### The data
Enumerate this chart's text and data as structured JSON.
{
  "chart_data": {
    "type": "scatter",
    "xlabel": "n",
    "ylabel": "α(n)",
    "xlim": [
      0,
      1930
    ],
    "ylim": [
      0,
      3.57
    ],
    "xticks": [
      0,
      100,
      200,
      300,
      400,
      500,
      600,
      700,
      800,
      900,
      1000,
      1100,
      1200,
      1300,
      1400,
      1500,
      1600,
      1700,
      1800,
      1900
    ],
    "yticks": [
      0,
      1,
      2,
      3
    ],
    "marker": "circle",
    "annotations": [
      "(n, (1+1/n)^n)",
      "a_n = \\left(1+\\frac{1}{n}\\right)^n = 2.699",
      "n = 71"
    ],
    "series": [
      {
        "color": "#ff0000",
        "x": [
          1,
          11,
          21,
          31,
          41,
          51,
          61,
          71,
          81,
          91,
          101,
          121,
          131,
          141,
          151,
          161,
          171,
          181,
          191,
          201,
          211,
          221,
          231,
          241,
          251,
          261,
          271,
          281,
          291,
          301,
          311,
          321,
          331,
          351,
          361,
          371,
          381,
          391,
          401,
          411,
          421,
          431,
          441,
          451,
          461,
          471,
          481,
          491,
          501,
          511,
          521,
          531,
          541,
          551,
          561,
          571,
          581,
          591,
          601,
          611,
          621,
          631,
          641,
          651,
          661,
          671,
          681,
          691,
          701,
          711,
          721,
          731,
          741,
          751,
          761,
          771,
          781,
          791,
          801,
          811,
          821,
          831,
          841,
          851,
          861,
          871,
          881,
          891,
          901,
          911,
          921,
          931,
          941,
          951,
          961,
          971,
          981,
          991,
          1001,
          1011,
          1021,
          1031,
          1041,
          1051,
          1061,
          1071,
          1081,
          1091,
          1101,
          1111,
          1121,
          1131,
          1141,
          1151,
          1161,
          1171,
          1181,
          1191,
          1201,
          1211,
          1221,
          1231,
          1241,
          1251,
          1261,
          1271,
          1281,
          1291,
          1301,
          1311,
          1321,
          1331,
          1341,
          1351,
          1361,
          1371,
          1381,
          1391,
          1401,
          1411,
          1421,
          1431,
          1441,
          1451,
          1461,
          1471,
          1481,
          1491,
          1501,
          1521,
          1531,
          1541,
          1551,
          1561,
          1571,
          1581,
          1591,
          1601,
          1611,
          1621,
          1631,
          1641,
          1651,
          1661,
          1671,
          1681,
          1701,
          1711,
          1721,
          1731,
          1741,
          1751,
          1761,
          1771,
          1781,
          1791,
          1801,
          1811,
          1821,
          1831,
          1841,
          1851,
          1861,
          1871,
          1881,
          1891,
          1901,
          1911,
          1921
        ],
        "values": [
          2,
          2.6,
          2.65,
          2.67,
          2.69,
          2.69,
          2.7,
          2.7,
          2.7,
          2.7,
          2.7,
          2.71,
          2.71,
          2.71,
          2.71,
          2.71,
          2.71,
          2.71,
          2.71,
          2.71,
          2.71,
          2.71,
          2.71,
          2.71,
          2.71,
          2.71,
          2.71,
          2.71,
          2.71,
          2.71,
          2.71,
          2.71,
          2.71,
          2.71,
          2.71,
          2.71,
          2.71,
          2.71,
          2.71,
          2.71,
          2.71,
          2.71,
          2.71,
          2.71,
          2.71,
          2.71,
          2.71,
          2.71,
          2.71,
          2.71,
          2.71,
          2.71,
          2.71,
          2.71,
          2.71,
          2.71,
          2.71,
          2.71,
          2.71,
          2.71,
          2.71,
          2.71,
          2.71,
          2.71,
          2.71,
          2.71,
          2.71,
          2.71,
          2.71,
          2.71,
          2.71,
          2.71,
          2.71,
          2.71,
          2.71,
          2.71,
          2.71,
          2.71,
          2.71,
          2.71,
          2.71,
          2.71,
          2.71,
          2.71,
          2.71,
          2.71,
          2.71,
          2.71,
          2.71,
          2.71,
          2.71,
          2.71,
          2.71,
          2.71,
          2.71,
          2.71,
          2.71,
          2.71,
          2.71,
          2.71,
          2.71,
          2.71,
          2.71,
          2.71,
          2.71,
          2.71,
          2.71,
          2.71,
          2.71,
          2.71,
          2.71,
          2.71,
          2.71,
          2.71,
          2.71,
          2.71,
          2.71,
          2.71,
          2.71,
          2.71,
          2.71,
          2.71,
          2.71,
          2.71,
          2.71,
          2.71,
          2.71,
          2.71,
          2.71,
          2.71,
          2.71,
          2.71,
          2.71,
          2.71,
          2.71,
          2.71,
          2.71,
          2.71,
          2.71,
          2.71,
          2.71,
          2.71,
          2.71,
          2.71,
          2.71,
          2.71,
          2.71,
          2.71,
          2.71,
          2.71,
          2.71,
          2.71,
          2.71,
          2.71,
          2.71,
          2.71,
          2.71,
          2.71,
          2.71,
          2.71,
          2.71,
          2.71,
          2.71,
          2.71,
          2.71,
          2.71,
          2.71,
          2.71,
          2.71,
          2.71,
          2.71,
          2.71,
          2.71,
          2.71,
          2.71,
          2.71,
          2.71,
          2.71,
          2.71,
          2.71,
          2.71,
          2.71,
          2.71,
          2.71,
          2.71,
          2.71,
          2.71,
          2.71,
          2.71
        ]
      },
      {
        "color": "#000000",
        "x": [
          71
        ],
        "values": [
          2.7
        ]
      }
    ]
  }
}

### Exercise directions
Extract the full listing above without altering anything.

### Answer to the problem
Enumerate this chart's text and data as structured JSON.
{
  "chart_data": {
    "type": "scatter",
    "xlabel": "n",
    "ylabel": "α(n)",
    "xlim": [
      0,
      1930
    ],
    "ylim": [
      0,
      3.57
    ],
    "xticks": [
      0,
      100,
      200,
      300,
      400,
      500,
      600,
      700,
      800,
      900,
      1000,
      1100,
      1200,
      1300,
      1400,
      1500,
      1600,
      1700,
      1800,
      1900
    ],
    "yticks": [
      0,
      1,
      2,
      3
    ],
    "marker": "circle",
    "annotations": [
      "(n, (1+1/n)^n)",
      "a_n = \\left(1+\\frac{1}{n}\\right)^n = 2.699",
      "n = 71"
    ],
    "series": [
      {
        "color": "#ff0000",
        "x": [
          1,
          11,
          21,
          31,
          41,
          51,
          61,
          71,
          81,
          91,
          101,
          121,
          131,
          141,
          151,
          161,
          171,
          181,
          191,
          201,
          211,
          221,
          231,
          241,
          251,
          261,
          271,
          281,
          291,
          301,
          311,
          321,
          331,
          351,
          361,
          371,
          381,
          391,
          401,
          411,
          421,
          431,
          441,
          451,
          461,
          471,
          481,
          491,
          501,
          511,
          521,
          531,
          541,
          551,
          561,
          571,
          581,
          591,
          601,
          611,
          621,
          631,
          641,
          651,
          661,
          671,
          681,
          691,
          701,
          711,
          721,
          731,
          741,
          751,
          761,
          771,
          781,
          791,
          801,
          811,
          821,
          831,
          841,
          851,
          861,
          871,
          881,
          891,
          901,
          911,
          921,
          931,
          941,
          951,
          961,
          971,
          981,
          991,
          1001,
          1011,
          1021,
          1031,
          1041,
          1051,
          1061,
          1071,
          1081,
          1091,
          1101,
          1111,
          1121,
          1131,
          1141,
          1151,
          1161,
          1171,
          1181,
          1191,
          1201,
          1211,
          1221,
          1231,
          1241,
          1251,
          1261,
          1271,
          1281,
          1291,
          1301,
          1311,
          1321,
          1331,
          1341,
          1351,
          1361,
          1371,
          1381,
          1391,
          1401,
          1411,
          1421,
          1431,
          1441,
          1451,
          1461,
          1471,
          1481,
          1491,
          1501,
          1521,
          1531,
          1541,
          1551,
          1561,
          1571,
          1581,
          1591,
          1601,
          1611,
          1621,
          1631,
          1641,
          1651,
          1661,
          1671,
          1681,
          1701,
          1711,
          1721,
          1731,
          1741,
          1751,
          1761,
          1771,
          1781,
          1791,
          1801,
          1811,
          1821,
          1831,
          1841,
          1851,
          1861,
          1871,
          1881,
          1891,
          1901,
          1911,
          1921
        ],
        "values": [
          2,
          2.6,
          2.65,
          2.67,
          2.69,
          2.69,
          2.7,
          2.7,
          2.7,
          2.7,
          2.7,
          2.71,
          2.71,
          2.71,
          2.71,
          2.71,
          2.71,
          2.71,
          2.71,
          2.71,
          2.71,
          2.71,
          2.71,
          2.71,
          2.71,
          2.71,
          2.71,
          2.71,
          2.71,
          2.71,
          2.71,
          2.71,
          2.71,
          2.71,
          2.71,
          2.71,
          2.71,
          2.71,
          2.71,
          2.71,
          2.71,
          2.71,
          2.71,
          2.71,
          2.71,
          2.71,
          2.71,
          2.71,
          2.71,
          2.71,
          2.71,
          2.71,
          2.71,
          2.71,
          2.71,
          2.71,
          2.71,
          2.71,
          2.71,
          2.71,
          2.71,
          2.71,
          2.71,
          2.71,
          2.71,
          2.71,
          2.71,
          2.71,
          2.71,
          2.71,
          2.71,
          2.71,
          2.71,
          2.71,
          2.71,
          2.71,
          2.71,
          2.71,
          2.71,
          2.71,
          2.71,
          2.71,
          2.71,
          2.71,
          2.71,
          2.71,
          2.71,
          2.71,
          2.71,
          2.71,
          2.71,
          2.71,
          2.71,
          2.71,
          2.71,
          2.71,
          2.71,
          2.71,
          2.71,
          2.71,
          2.71,
          2.71,
          2.71,
          2.71,
          2.71,
          2.71,
          2.71,
          2.71,
          2.71,
          2.71,
          2.71,
          2.71,
          2.71,
          2.71,
          2.71,
          2.71,
          2.71,
          2.71,
          2.71,
          2.71,
          2.71,
          2.71,
          2.71,
          2.71,
          2.71,
          2.71,
          2.71,
          2.71,
          2.71,
          2.71,
          2.71,
          2.71,
          2.71,
          2.71,
          2.71,
          2.71,
          2.71,
          2.71,
          2.71,
          2.71,
          2.71,
          2.71,
          2.71,
          2.71,
          2.71,
          2.71,
          2.71,
          2.71,
          2.71,
          2.71,
          2.71,
          2.71,
          2.71,
          2.71,
          2.71,
          2.71,
          2.71,
          2.71,
          2.71,
          2.71,
          2.71,
          2.71,
          2.71,
          2.71,
          2.71,
          2.71,
          2.71,
          2.71,
          2.71,
          2.71,
          2.71,
          2.71,
          2.71,
          2.71,
          2.71,
          2.71,
          2.71,
          2.71,
          2.71,
          2.71,
          2.71,
          2.71,
          2.71,
          2.71,
          2.71,
          2.71,
          2.71,
          2.71,
          2.71
        ]
      },
      {
        "color": "#000000",
        "x": [
          71
        ],
        "values": [
          2.7
        ]
      }
    ]
  }
}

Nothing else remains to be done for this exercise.